*ACTIVITY*
Restate the listing below word for word, omitting any images.
[[ INPUT RECORDS, beginning ]]
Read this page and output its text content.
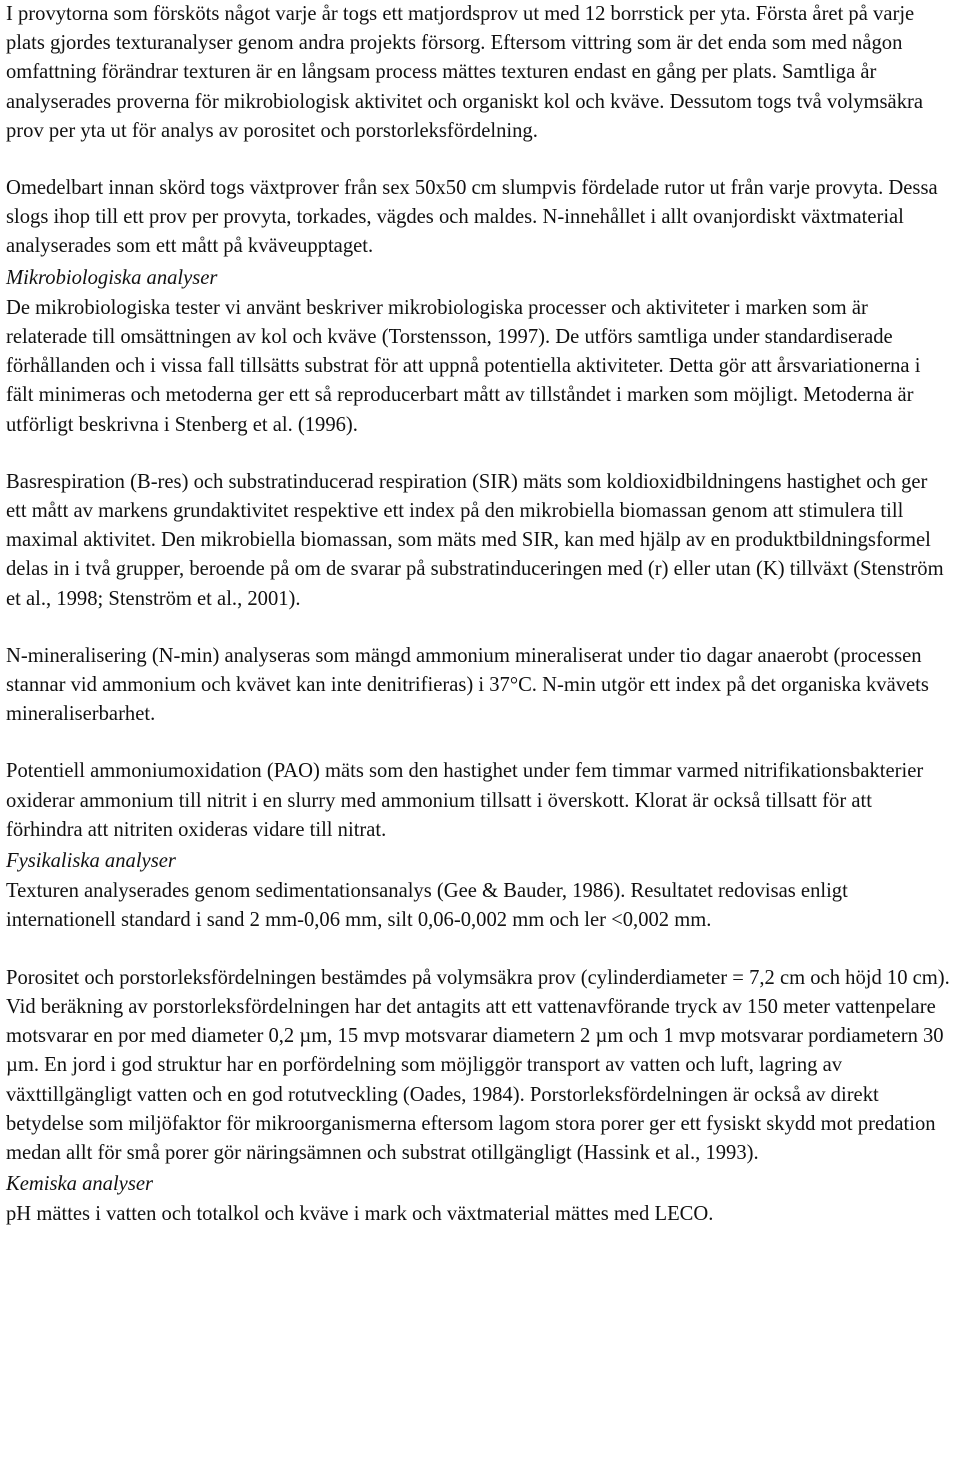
I provytorna som försköts något varje år togs ett matjordsprov ut med 12 borrstick per yta. Första året på varje plats gjordes texturanalyser genom andra projekts försorg. Eftersom vittring som är det enda som med någon omfattning förändrar texturen är en långsam process mättes texturen endast en gång per plats. Samtliga år analyserades proverna för mikrobiologisk aktivitet och organiskt kol och kväve. Dessutom togs två volymsäkra prov per yta ut för analys av porositet och porstorleksfördelning.

Omedelbart innan skörd togs växtprover från sex 50x50 cm slumpvis fördelade rutor ut från varje provyta. Dessa slogs ihop till ett prov per provyta, torkades, vägdes och maldes. N-innehållet i allt ovanjordiskt växtmaterial analyserades som ett mått på kväveupptaget.

Mikrobiologiska analyser

De mikrobiologiska tester vi använt beskriver mikrobiologiska processer och aktiviteter i marken som är relaterade till omsättningen av kol och kväve (Torstensson, 1997). De utförs samtliga under standardiserade förhållanden och i vissa fall tillsätts substrat för att uppnå potentiella aktiviteter. Detta gör att årsvariationerna i fält minimeras och metoderna ger ett så reproducerbart mått av tillståndet i marken som möjligt. Metoderna är utförligt beskrivna i Stenberg et al. (1996).

Basrespiration (B-res) och substratinducerad respiration (SIR) mäts som koldioxidbildningens hastighet och ger ett mått av markens grundaktivitet respektive ett index på den mikrobiella biomassan genom att stimulera till maximal aktivitet. Den mikrobiella biomassan, som mäts med SIR, kan med hjälp av en produktbildningsformel delas in i två grupper, beroende på om de svarar på substratinduceringen med (r) eller utan (K) tillväxt (Stenström et al., 1998; Stenström et al., 2001).

N-mineralisering (N-min) analyseras som mängd ammonium mineraliserat under tio dagar anaerobt (processen stannar vid ammonium och kvävet kan inte denitrifieras) i 37°C. N-min utgör ett index på det organiska kvävets mineraliserbarhet.

Potentiell ammoniumoxidation (PAO) mäts som den hastighet under fem timmar varmed nitrifikationsbakterier oxiderar ammonium till nitrit i en slurry med ammonium tillsatt i överskott. Klorat är också tillsatt för att förhindra att nitriten oxideras vidare till nitrat.

Fysikaliska analyser

Texturen analyserades genom sedimentationsanalys (Gee & Bauder, 1986). Resultatet redovisas enligt internationell standard i sand 2 mm-0,06 mm, silt 0,06-0,002 mm och ler <0,002 mm.

Porositet och porstorleksfördelningen bestämdes på volymsäkra prov (cylinderdiameter = 7,2 cm och höjd 10 cm). Vid beräkning av porstorleksfördelningen har det antagits att ett vattenavförande tryck av 150 meter vattenpelare motsvarar en por med diameter 0,2 µm, 15 mvp motsvarar diametern 2 µm och 1 mvp motsvarar pordiametern 30 µm. En jord i god struktur har en porfördelning som möjliggör transport av vatten och luft, lagring av växttillgängligt vatten och en god rotutveckling (Oades, 1984). Porstorleksfördelningen är också av direkt betydelse som miljöfaktor för mikroorganismerna eftersom lagom stora porer ger ett fysiskt skydd mot predation medan allt för små porer gör näringsämnen och substrat otillgängligt (Hassink et al., 1993).

Kemiska analyser

pH mättes i vatten och totalkol och kväve i mark och växtmaterial mättes med LECO.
[[ INPUT RECORDS, end ]]
*RESPONSE TO THIS EXERCISE*
Read this page and output its text content.
I provytorna som försköts något varje år togs ett matjordsprov ut med 12 borrstick per yta. Första året på varje plats gjordes texturanalyser genom andra projekts försorg. Eftersom vittring som är det enda som med någon omfattning förändrar texturen är en långsam process mättes texturen endast en gång per plats. Samtliga år analyserades proverna för mikrobiologisk aktivitet och organiskt kol och kväve. Dessutom togs två volymsäkra prov per yta ut för analys av porositet och porstorleksfördelning.

Omedelbart innan skörd togs växtprover från sex 50x50 cm slumpvis fördelade rutor ut från varje provyta. Dessa slogs ihop till ett prov per provyta, torkades, vägdes och maldes. N-innehållet i allt ovanjordiskt växtmaterial analyserades som ett mått på kväveupptaget.

Mikrobiologiska analyser

De mikrobiologiska tester vi använt beskriver mikrobiologiska processer och aktiviteter i marken som är relaterade till omsättningen av kol och kväve (Torstensson, 1997). De utförs samtliga under standardiserade förhållanden och i vissa fall tillsätts substrat för att uppnå potentiella aktiviteter. Detta gör att årsvariationerna i fält minimeras och metoderna ger ett så reproducerbart mått av tillståndet i marken som möjligt. Metoderna är utförligt beskrivna i Stenberg et al. (1996).

Basrespiration (B-res) och substratinducerad respiration (SIR) mäts som koldioxidbildningens hastighet och ger ett mått av markens grundaktivitet respektive ett index på den mikrobiella biomassan genom att stimulera till maximal aktivitet. Den mikrobiella biomassan, som mäts med SIR, kan med hjälp av en produktbildningsformel delas in i två grupper, beroende på om de svarar på substratinduceringen med (r) eller utan (K) tillväxt (Stenström et al., 1998; Stenström et al., 2001).

N-mineralisering (N-min) analyseras som mängd ammonium mineraliserat under tio dagar anaerobt (processen stannar vid ammonium och kvävet kan inte denitrifieras) i 37°C. N-min utgör ett index på det organiska kvävets mineraliserbarhet.

Potentiell ammoniumoxidation (PAO) mäts som den hastighet under fem timmar varmed nitrifikationsbakterier oxiderar ammonium till nitrit i en slurry med ammonium tillsatt i överskott. Klorat är också tillsatt för att förhindra att nitriten oxideras vidare till nitrat.

Fysikaliska analyser

Texturen analyserades genom sedimentationsanalys (Gee & Bauder, 1986). Resultatet redovisas enligt internationell standard i sand 2 mm-0,06 mm, silt 0,06-0,002 mm och ler <0,002 mm.

Porositet och porstorleksfördelningen bestämdes på volymsäkra prov (cylinderdiameter = 7,2 cm och höjd 10 cm). Vid beräkning av porstorleksfördelningen har det antagits att ett vattenavförande tryck av 150 meter vattenpelare motsvarar en por med diameter 0,2 µm, 15 mvp motsvarar diametern 2 µm och 1 mvp motsvarar pordiametern 30 µm. En jord i god struktur har en porfördelning som möjliggör transport av vatten och luft, lagring av växttillgängligt vatten och en god rotutveckling (Oades, 1984). Porstorleksfördelningen är också av direkt betydelse som miljöfaktor för mikroorganismerna eftersom lagom stora porer ger ett fysiskt skydd mot predation medan allt för små porer gör näringsämnen och substrat otillgängligt (Hassink et al., 1993).

Kemiska analyser

pH mättes i vatten och totalkol och kväve i mark och växtmaterial mättes med LECO.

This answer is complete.